* [EXERCISE DIRECTIONS] Locate each line holding the string "this" and copy it.

* [GIVEN DATA]
--- begin ---
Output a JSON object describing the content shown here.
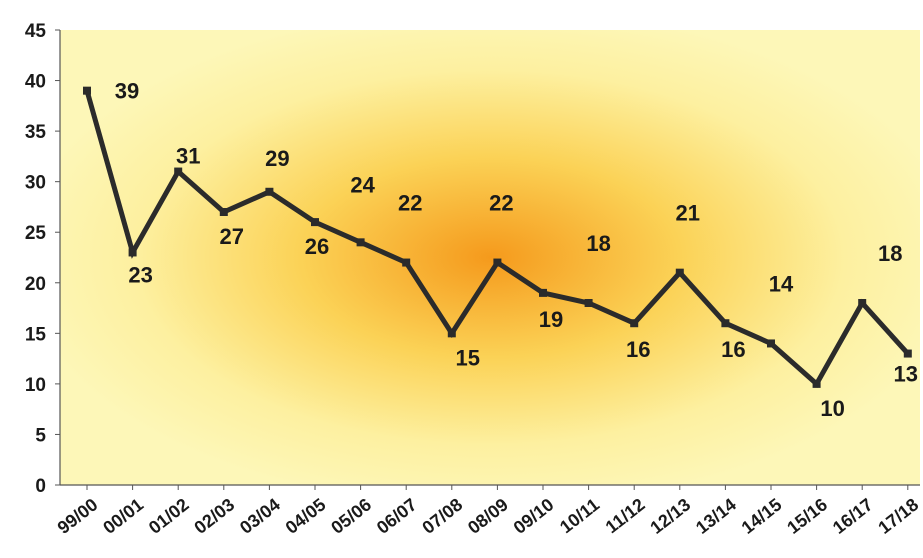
{
  "chart_data": {
    "type": "line",
    "title": "",
    "xlabel": "",
    "ylabel": "",
    "ylim": [
      0,
      45
    ],
    "yticks": [
      0,
      5,
      10,
      15,
      20,
      25,
      30,
      35,
      40,
      45
    ],
    "grid": false,
    "legend": "none",
    "categories": [
      "99/00",
      "00/01",
      "01/02",
      "02/03",
      "03/04",
      "04/05",
      "05/06",
      "06/07",
      "07/08",
      "08/09",
      "09/10",
      "10/11",
      "11/12",
      "12/13",
      "13/14",
      "14/15",
      "15/16",
      "16/17",
      "17/18"
    ],
    "series": [
      {
        "values": [
          39,
          23,
          31,
          27,
          29,
          26,
          24,
          22,
          15,
          22,
          19,
          18,
          16,
          21,
          16,
          14,
          10,
          18,
          13
        ]
      }
    ],
    "data_labels": [
      "39",
      "23",
      "31",
      "27",
      "29",
      "26",
      "24",
      "22",
      "15",
      "22",
      "19",
      "18",
      "16",
      "21",
      "16",
      "14",
      "10",
      "18",
      "13"
    ],
    "colors": {
      "line": "#2b2b2b",
      "plot_bg_center": "#f59a1c",
      "plot_bg_outer": "#fdf7b0",
      "axis": "#555555"
    }
  }
}
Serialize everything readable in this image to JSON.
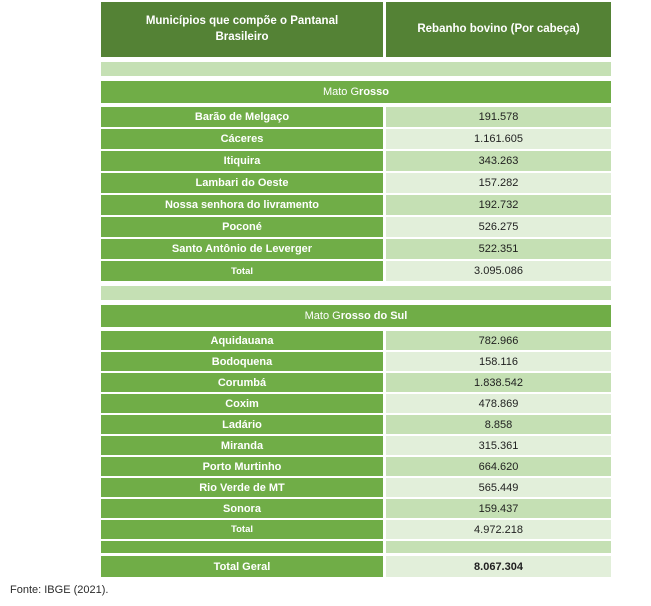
{
  "header": {
    "col_municipios": "Municípios que compõe o Pantanal Brasileiro",
    "col_rebanho": "Rebanho bovino (Por cabeça)"
  },
  "sections": [
    {
      "title_full": "Mato Grosso",
      "title_normal": "Mato G",
      "title_bold": "rosso",
      "rows": [
        {
          "name": "Barão de Melgaço",
          "value": "191.578"
        },
        {
          "name": "Cáceres",
          "value": "1.161.605"
        },
        {
          "name": "Itiquira",
          "value": "343.263"
        },
        {
          "name": "Lambari do Oeste",
          "value": "157.282"
        },
        {
          "name": "Nossa senhora do livramento",
          "value": "192.732"
        },
        {
          "name": "Poconé",
          "value": "526.275"
        },
        {
          "name": "Santo Antônio de Leverger",
          "value": "522.351"
        }
      ],
      "total": {
        "label": "Total",
        "value": "3.095.086"
      }
    },
    {
      "title_full": "Mato Grosso do Sul",
      "title_normal": "Mato G",
      "title_bold": "rosso do Sul",
      "rows": [
        {
          "name": "Aquidauana",
          "value": "782.966"
        },
        {
          "name": "Bodoquena",
          "value": "158.116"
        },
        {
          "name": "Corumbá",
          "value": "1.838.542"
        },
        {
          "name": "Coxim",
          "value": "478.869"
        },
        {
          "name": "Ladário",
          "value": "8.858"
        },
        {
          "name": "Miranda",
          "value": "315.361"
        },
        {
          "name": "Porto Murtinho",
          "value": "664.620"
        },
        {
          "name": "Rio Verde de MT",
          "value": "565.449"
        },
        {
          "name": "Sonora",
          "value": "159.437"
        }
      ],
      "total": {
        "label": "Total",
        "value": "4.972.218"
      }
    }
  ],
  "grand_total": {
    "label": "Total Geral",
    "value": "8.067.304"
  },
  "footer": {
    "source": "Fonte: IBGE (2021)."
  },
  "colors": {
    "header_green": "#548235",
    "row_green": "#70AD47",
    "band_green": "#C5E0B4",
    "cell_light_green": "#E2EFDA",
    "value_text": "#1f1f1f"
  }
}
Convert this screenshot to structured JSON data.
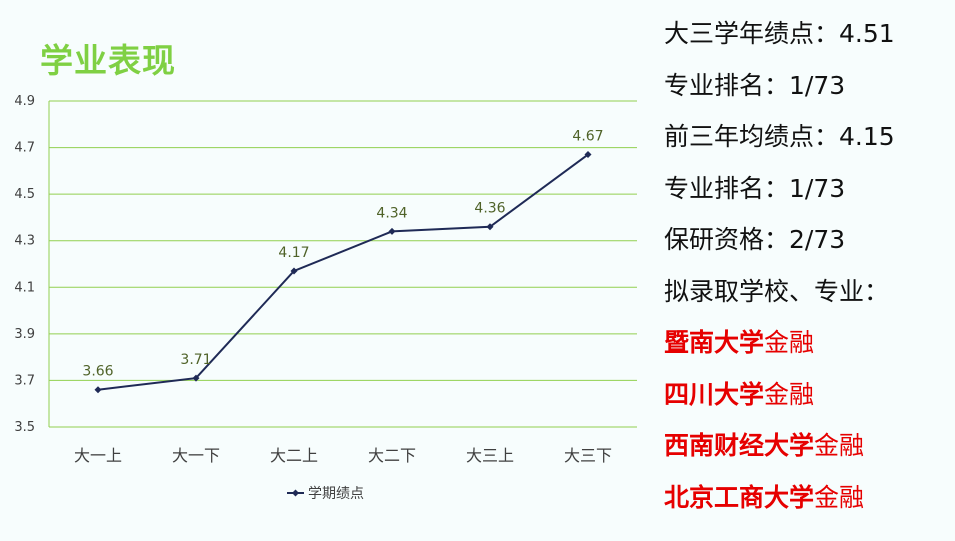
{
  "title": "学业表现",
  "info": {
    "lines": [
      "大三学年绩点：4.51",
      "专业排名：1/73",
      "前三年均绩点：4.15",
      "专业排名：1/73",
      "保研资格：2/73",
      "拟录取学校、专业："
    ],
    "offers": [
      {
        "school": "暨南大学",
        "major": "金融"
      },
      {
        "school": "四川大学",
        "major": "金融"
      },
      {
        "school": "西南财经大学",
        "major": "金融"
      },
      {
        "school": "北京工商大学",
        "major": "金融"
      }
    ]
  },
  "colors": {
    "title": "#7fd043",
    "gridline": "#92d050",
    "series": "#1f2a56",
    "label": "#4f6228",
    "offer": "#e60000"
  },
  "chart_data": {
    "type": "line",
    "categories": [
      "大一上",
      "大一下",
      "大二上",
      "大二下",
      "大三上",
      "大三下"
    ],
    "series": [
      {
        "name": "学期绩点",
        "values": [
          3.66,
          3.71,
          4.17,
          4.34,
          4.36,
          4.67
        ]
      }
    ],
    "data_labels": [
      "3.66",
      "3.71",
      "4.17",
      "4.34",
      "4.36",
      "4.67"
    ],
    "ylim": [
      3.5,
      4.9
    ],
    "yticks": [
      3.5,
      3.7,
      3.9,
      4.1,
      4.3,
      4.5,
      4.7,
      4.9
    ],
    "ytick_labels": [
      "3.5",
      "3.7",
      "3.9",
      "4.1",
      "4.3",
      "4.5",
      "4.7",
      "4.9"
    ],
    "grid": true,
    "legend": "bottom",
    "xlabel": "",
    "ylabel": ""
  }
}
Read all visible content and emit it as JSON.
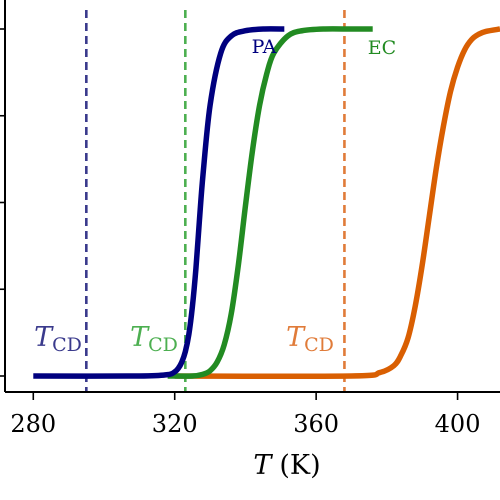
{
  "chart_data": {
    "type": "line",
    "xlabel": "T (K)",
    "xlabel_italic": "T",
    "xlabel_unit": "(K)",
    "xlim": [
      272,
      412
    ],
    "xticks": [
      280,
      320,
      360,
      400
    ],
    "ylim": [
      0,
      1.04
    ],
    "ylabel": "",
    "grid": false,
    "series": [
      {
        "name": "PA",
        "color": "#00007f",
        "x_start": 280,
        "x_end": 351,
        "x": [
          280,
          310,
          318,
          320,
          321,
          322,
          323,
          324,
          325,
          326,
          327,
          328,
          330,
          333,
          336,
          340,
          345,
          351
        ],
        "y": [
          0.0,
          0.0,
          0.004,
          0.012,
          0.022,
          0.04,
          0.07,
          0.12,
          0.2,
          0.31,
          0.45,
          0.58,
          0.78,
          0.93,
          0.98,
          0.995,
          1.0,
          1.0
        ]
      },
      {
        "name": "EC",
        "color": "#228b22",
        "x_start": 318,
        "x_end": 376,
        "x": [
          318,
          325,
          328,
          330,
          332,
          334,
          336,
          338,
          340,
          342,
          344,
          346,
          348,
          352,
          356,
          362,
          370,
          376
        ],
        "y": [
          0.0,
          0.0,
          0.005,
          0.015,
          0.04,
          0.09,
          0.18,
          0.32,
          0.49,
          0.65,
          0.78,
          0.87,
          0.93,
          0.98,
          0.995,
          1.0,
          1.0,
          1.0
        ]
      },
      {
        "name": "",
        "color": "#d95f02",
        "x_start": 320,
        "x_end": 412,
        "x": [
          320,
          370,
          378,
          382,
          384,
          386,
          388,
          390,
          392,
          394,
          396,
          398,
          400,
          402,
          404,
          406,
          408,
          412
        ],
        "y": [
          0.0,
          0.0,
          0.01,
          0.03,
          0.06,
          0.11,
          0.2,
          0.32,
          0.46,
          0.6,
          0.72,
          0.82,
          0.89,
          0.94,
          0.97,
          0.985,
          0.993,
          1.0
        ]
      }
    ],
    "vlines": [
      {
        "x": 295,
        "color": "#3a3a8c",
        "label_main": "T",
        "label_sub": "CD"
      },
      {
        "x": 323,
        "color": "#4caf50",
        "label_main": "T",
        "label_sub": "CD"
      },
      {
        "x": 368,
        "color": "#e07b39",
        "label_main": "T",
        "label_sub": "CD"
      }
    ]
  }
}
--- end ---
* [SOLUTION BELOW]
Serialize everything readable in this image to JSON.
Convert this screenshot to structured JSON data.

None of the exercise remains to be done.